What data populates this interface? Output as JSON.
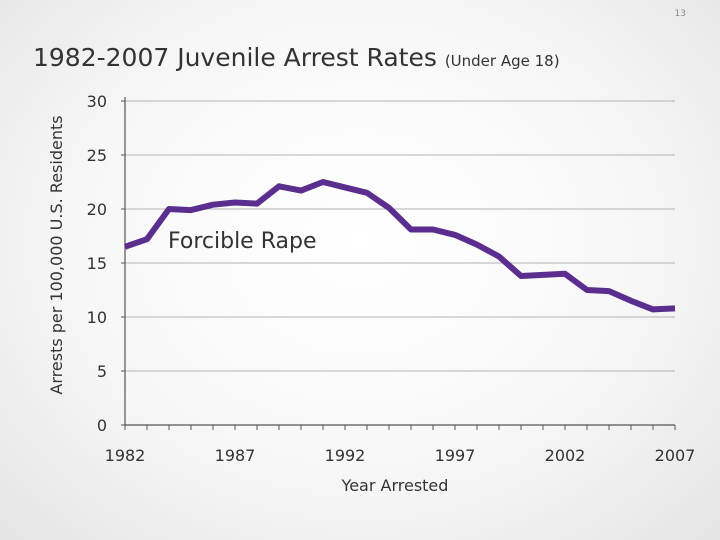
{
  "slide": {
    "page_number": "13"
  },
  "chart_data": {
    "type": "line",
    "title": "1982-2007 Juvenile Arrest Rates",
    "subtitle": "(Under Age 18)",
    "xlabel": "Year Arrested",
    "ylabel": "Arrests per 100,000 U.S. Residents",
    "xlim": [
      1982,
      2007
    ],
    "ylim": [
      0,
      30
    ],
    "x_ticks": [
      1982,
      1987,
      1992,
      1997,
      2002,
      2007
    ],
    "y_ticks": [
      0,
      5,
      10,
      15,
      20,
      25,
      30
    ],
    "grid": true,
    "series": [
      {
        "name": "Forcible Rape",
        "color": "#5b2d8e",
        "x": [
          1982,
          1983,
          1984,
          1985,
          1986,
          1987,
          1988,
          1989,
          1990,
          1991,
          1992,
          1993,
          1994,
          1995,
          1996,
          1997,
          1998,
          1999,
          2000,
          2001,
          2002,
          2003,
          2004,
          2005,
          2006,
          2007
        ],
        "y": [
          16.5,
          17.2,
          20.0,
          19.9,
          20.4,
          20.6,
          20.5,
          22.1,
          21.7,
          22.5,
          22.0,
          21.5,
          20.1,
          18.1,
          18.1,
          17.6,
          16.7,
          15.6,
          13.8,
          13.9,
          14.0,
          12.5,
          12.4,
          11.5,
          10.7,
          10.8
        ]
      }
    ]
  }
}
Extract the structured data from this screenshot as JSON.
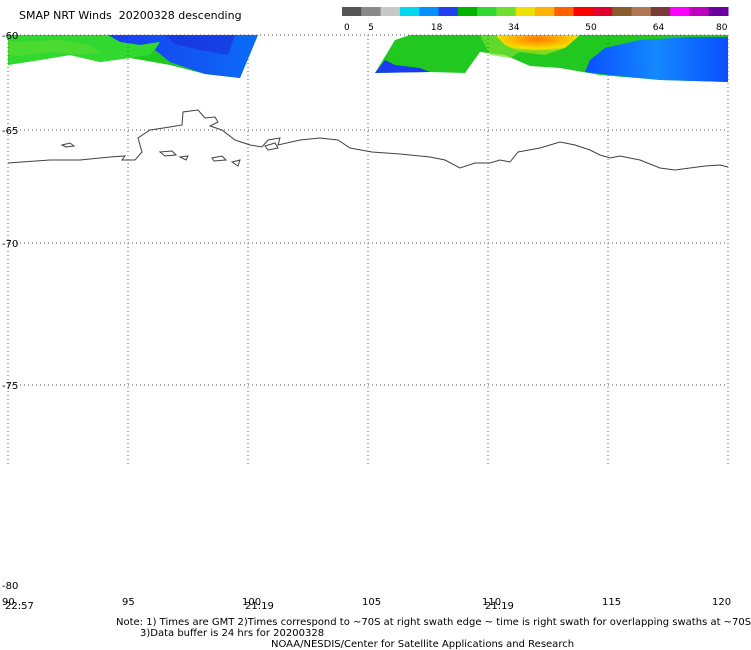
{
  "header": {
    "title": "SMAP NRT Winds",
    "date": "20200328",
    "pass": "descending"
  },
  "colorbar": {
    "ticks": [
      "0",
      "5",
      "18",
      "34",
      "50",
      "64",
      "80"
    ],
    "colors": [
      "#555555",
      "#8a8a8a",
      "#c8c8c8",
      "#00d8f0",
      "#0090ff",
      "#2040f0",
      "#00b400",
      "#30d830",
      "#70e030",
      "#f0e000",
      "#ffb000",
      "#ff6000",
      "#ff0000",
      "#e00030",
      "#8b5a2b",
      "#b07850",
      "#7a3a3a",
      "#ff00ff",
      "#c000c0",
      "#6a00a0"
    ]
  },
  "chart_data": {
    "type": "heatmap",
    "title": "SMAP NRT Winds 20200328 descending",
    "xlim": [
      90,
      120
    ],
    "ylim": [
      -80,
      -60
    ],
    "x_ticks": [
      "90",
      "95",
      "100",
      "105",
      "110",
      "115",
      "120"
    ],
    "y_ticks": [
      "-60",
      "-65",
      "-70",
      "-75",
      "-80"
    ],
    "value_scale": {
      "min": 0,
      "max": 80,
      "labels": [
        0,
        5,
        18,
        34,
        50,
        64,
        80
      ]
    },
    "swath_times": [
      {
        "label": "22:57",
        "lon": 90
      },
      {
        "label": "21:19",
        "lon": 100
      },
      {
        "label": "21:19",
        "lon": 110
      }
    ]
  },
  "notes": {
    "line1": "Note: 1) Times are GMT 2)Times correspond to ~70S at right swath edge ~ time is right swath for overlapping swaths at ~70S",
    "line2": "3)Data buffer is 24 hrs for 20200328",
    "line3": "NOAA/NESDIS/Center for Satellite Applications and Research"
  }
}
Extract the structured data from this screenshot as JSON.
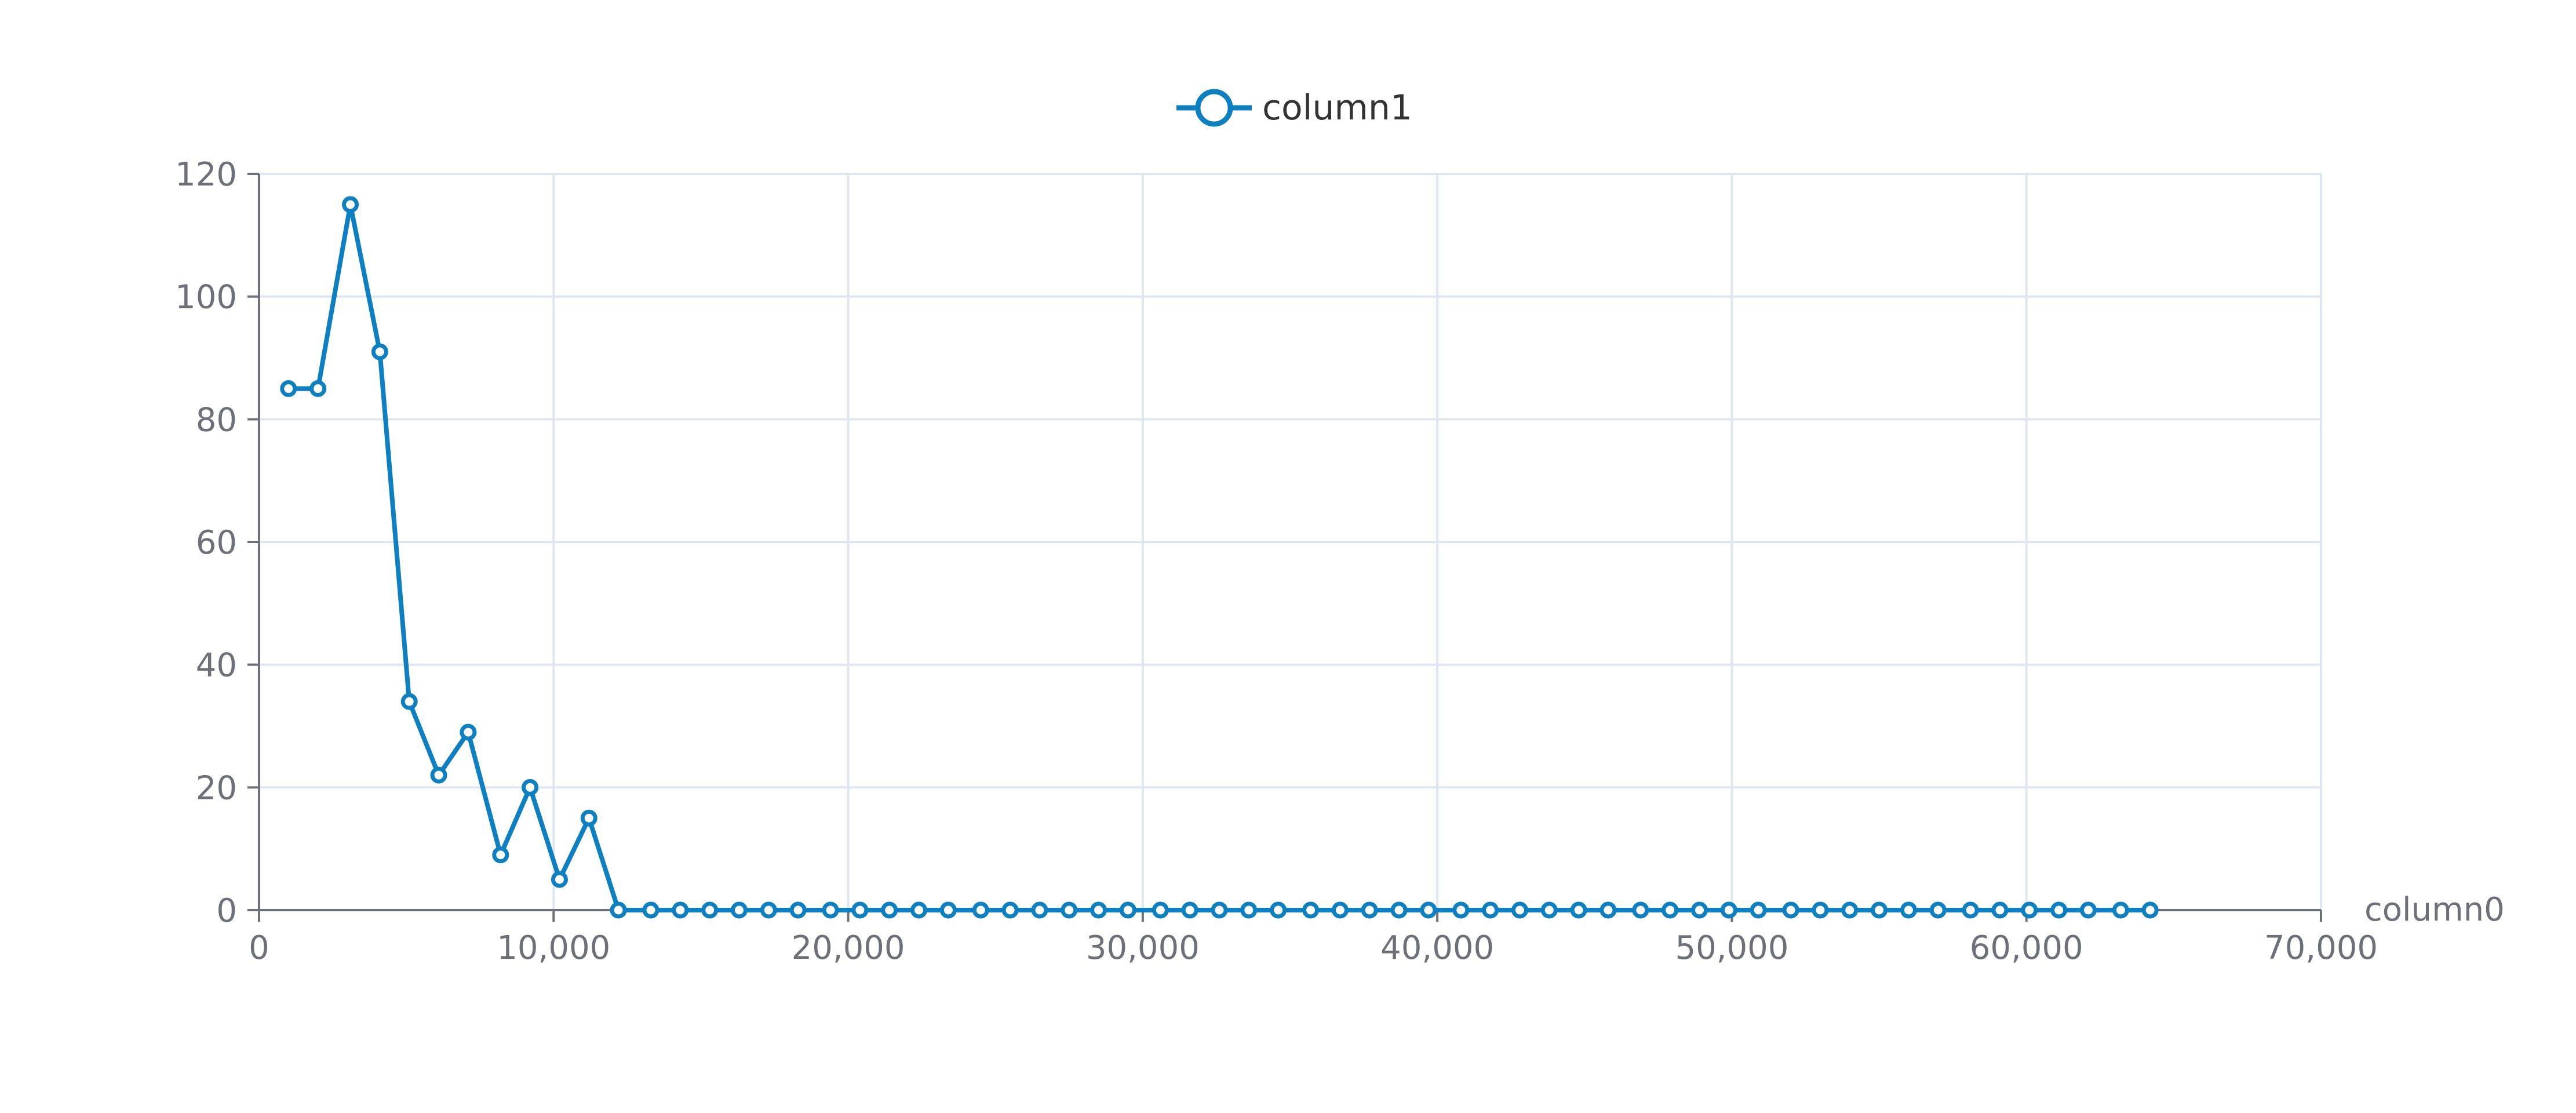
{
  "chart_data": {
    "type": "line",
    "xlabel": "column0",
    "ylabel": "",
    "xlim": [
      0,
      70000
    ],
    "ylim": [
      0,
      120
    ],
    "x_ticks": [
      0,
      10000,
      20000,
      30000,
      40000,
      50000,
      60000,
      70000
    ],
    "x_tick_labels": [
      "0",
      "10,000",
      "20,000",
      "30,000",
      "40,000",
      "50,000",
      "60,000",
      "70,000"
    ],
    "y_ticks": [
      0,
      20,
      40,
      60,
      80,
      100,
      120
    ],
    "y_tick_labels": [
      "0",
      "20",
      "40",
      "60",
      "80",
      "100",
      "120"
    ],
    "grid": true,
    "legend_position": "top-center",
    "series": [
      {
        "name": "column1",
        "color": "#0e7fc0",
        "x": [
          1000,
          2000,
          3100,
          4100,
          5100,
          6100,
          7100,
          8200,
          9200,
          10200,
          11200,
          12200,
          13300,
          14300,
          15300,
          16300,
          17300,
          18300,
          19400,
          20400,
          21400,
          22400,
          23400,
          24500,
          25500,
          26500,
          27500,
          28500,
          29500,
          30600,
          31600,
          32600,
          33600,
          34600,
          35700,
          36700,
          37700,
          38700,
          39700,
          40800,
          41800,
          42800,
          43800,
          44800,
          45800,
          46900,
          47900,
          48900,
          49900,
          50900,
          52000,
          53000,
          54000,
          55000,
          56000,
          57000,
          58100,
          59100,
          60100,
          61100,
          62100,
          63200,
          64200
        ],
        "values": [
          85,
          85,
          115,
          91,
          34,
          22,
          29,
          9,
          20,
          5,
          15,
          0,
          0,
          0,
          0,
          0,
          0,
          0,
          0,
          0,
          0,
          0,
          0,
          0,
          0,
          0,
          0,
          0,
          0,
          0,
          0,
          0,
          0,
          0,
          0,
          0,
          0,
          0,
          0,
          0,
          0,
          0,
          0,
          0,
          0,
          0,
          0,
          0,
          0,
          0,
          0,
          0,
          0,
          0,
          0,
          0,
          0,
          0,
          0,
          0,
          0,
          0,
          0
        ]
      }
    ]
  }
}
══════
## WRITTEN REQUEST
Repeat the records in full, exactly as they appear, without the pictures.

## TASK ANSWER
What data populates this interface? Output as JSON.
{
  "slide": {
    "page_number": "13"
  },
  "chart_data": {
    "type": "line",
    "title": "1982-2007 Juvenile Arrest Rates",
    "subtitle": "(Under Age 18)",
    "xlabel": "Year Arrested",
    "ylabel": "Arrests per 100,000 U.S. Residents",
    "xlim": [
      1982,
      2007
    ],
    "ylim": [
      0,
      30
    ],
    "x_ticks": [
      1982,
      1987,
      1992,
      1997,
      2002,
      2007
    ],
    "y_ticks": [
      0,
      5,
      10,
      15,
      20,
      25,
      30
    ],
    "grid": true,
    "series": [
      {
        "name": "Forcible Rape",
        "color": "#5b2d8e",
        "x": [
          1982,
          1983,
          1984,
          1985,
          1986,
          1987,
          1988,
          1989,
          1990,
          1991,
          1992,
          1993,
          1994,
          1995,
          1996,
          1997,
          1998,
          1999,
          2000,
          2001,
          2002,
          2003,
          2004,
          2005,
          2006,
          2007
        ],
        "y": [
          16.5,
          17.2,
          20.0,
          19.9,
          20.4,
          20.6,
          20.5,
          22.1,
          21.7,
          22.5,
          22.0,
          21.5,
          20.1,
          18.1,
          18.1,
          17.6,
          16.7,
          15.6,
          13.8,
          13.9,
          14.0,
          12.5,
          12.4,
          11.5,
          10.7,
          10.8
        ]
      }
    ]
  }
}
Extract the structured data from this screenshot as JSON.
{
  "header": {
    "title": "SMAP NRT Winds",
    "date": "20200328",
    "pass": "descending"
  },
  "colorbar": {
    "ticks": [
      "0",
      "5",
      "18",
      "34",
      "50",
      "64",
      "80"
    ],
    "colors": [
      "#555555",
      "#8a8a8a",
      "#c8c8c8",
      "#00d8f0",
      "#0090ff",
      "#2040f0",
      "#00b400",
      "#30d830",
      "#70e030",
      "#f0e000",
      "#ffb000",
      "#ff6000",
      "#ff0000",
      "#e00030",
      "#8b5a2b",
      "#b07850",
      "#7a3a3a",
      "#ff00ff",
      "#c000c0",
      "#6a00a0"
    ]
  },
  "chart_data": {
    "type": "heatmap",
    "title": "SMAP NRT Winds 20200328 descending",
    "xlim": [
      90,
      120
    ],
    "ylim": [
      -80,
      -60
    ],
    "x_ticks": [
      "90",
      "95",
      "100",
      "105",
      "110",
      "115",
      "120"
    ],
    "y_ticks": [
      "-60",
      "-65",
      "-70",
      "-75",
      "-80"
    ],
    "value_scale": {
      "min": 0,
      "max": 80,
      "labels": [
        0,
        5,
        18,
        34,
        50,
        64,
        80
      ]
    },
    "swath_times": [
      {
        "label": "22:57",
        "lon": 90
      },
      {
        "label": "21:19",
        "lon": 100
      },
      {
        "label": "21:19",
        "lon": 110
      }
    ]
  },
  "notes": {
    "line1": "Note: 1) Times are GMT 2)Times correspond to ~70S at right swath edge ~ time is right swath for overlapping swaths at ~70S",
    "line2": "3)Data buffer is 24 hrs for 20200328",
    "line3": "NOAA/NESDIS/Center for Satellite Applications and Research"
  }
}
Extract the structured data from this screenshot as JSON.
{
  "chart_data": {
    "type": "line",
    "xlabel": "column0",
    "ylabel": "",
    "xlim": [
      0,
      70000
    ],
    "ylim": [
      0,
      120
    ],
    "x_ticks": [
      0,
      10000,
      20000,
      30000,
      40000,
      50000,
      60000,
      70000
    ],
    "x_tick_labels": [
      "0",
      "10,000",
      "20,000",
      "30,000",
      "40,000",
      "50,000",
      "60,000",
      "70,000"
    ],
    "y_ticks": [
      0,
      20,
      40,
      60,
      80,
      100,
      120
    ],
    "y_tick_labels": [
      "0",
      "20",
      "40",
      "60",
      "80",
      "100",
      "120"
    ],
    "grid": true,
    "legend_position": "top-center",
    "series": [
      {
        "name": "column1",
        "color": "#0e7fc0",
        "x": [
          1000,
          2000,
          3100,
          4100,
          5100,
          6100,
          7100,
          8200,
          9200,
          10200,
          11200,
          12200,
          13300,
          14300,
          15300,
          16300,
          17300,
          18300,
          19400,
          20400,
          21400,
          22400,
          23400,
          24500,
          25500,
          26500,
          27500,
          28500,
          29500,
          30600,
          31600,
          32600,
          33600,
          34600,
          35700,
          36700,
          37700,
          38700,
          39700,
          40800,
          41800,
          42800,
          43800,
          44800,
          45800,
          46900,
          47900,
          48900,
          49900,
          50900,
          52000,
          53000,
          54000,
          55000,
          56000,
          57000,
          58100,
          59100,
          60100,
          61100,
          62100,
          63200,
          64200
        ],
        "values": [
          85,
          85,
          115,
          91,
          34,
          22,
          29,
          9,
          20,
          5,
          15,
          0,
          0,
          0,
          0,
          0,
          0,
          0,
          0,
          0,
          0,
          0,
          0,
          0,
          0,
          0,
          0,
          0,
          0,
          0,
          0,
          0,
          0,
          0,
          0,
          0,
          0,
          0,
          0,
          0,
          0,
          0,
          0,
          0,
          0,
          0,
          0,
          0,
          0,
          0,
          0,
          0,
          0,
          0,
          0,
          0,
          0,
          0,
          0,
          0,
          0,
          0,
          0
        ]
      }
    ]
  }
}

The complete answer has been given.